[Entries with figure data]
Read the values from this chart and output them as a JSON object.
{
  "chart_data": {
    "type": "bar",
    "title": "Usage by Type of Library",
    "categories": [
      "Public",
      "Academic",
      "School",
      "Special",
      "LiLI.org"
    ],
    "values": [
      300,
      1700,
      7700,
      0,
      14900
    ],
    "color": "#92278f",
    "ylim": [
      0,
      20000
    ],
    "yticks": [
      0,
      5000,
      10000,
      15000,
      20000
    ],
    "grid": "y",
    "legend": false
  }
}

• **Problem statement**: Output the full listing exactly as it stands.

• **Response to the exercise**:
Read the values from this chart and output them as a JSON object.
{
  "chart_data": {
    "type": "bar",
    "title": "Usage by Type of Library",
    "categories": [
      "Public",
      "Academic",
      "School",
      "Special",
      "LiLI.org"
    ],
    "values": [
      300,
      1700,
      7700,
      0,
      14900
    ],
    "color": "#92278f",
    "ylim": [
      0,
      20000
    ],
    "yticks": [
      0,
      5000,
      10000,
      15000,
      20000
    ],
    "grid": "y",
    "legend": false
  }
}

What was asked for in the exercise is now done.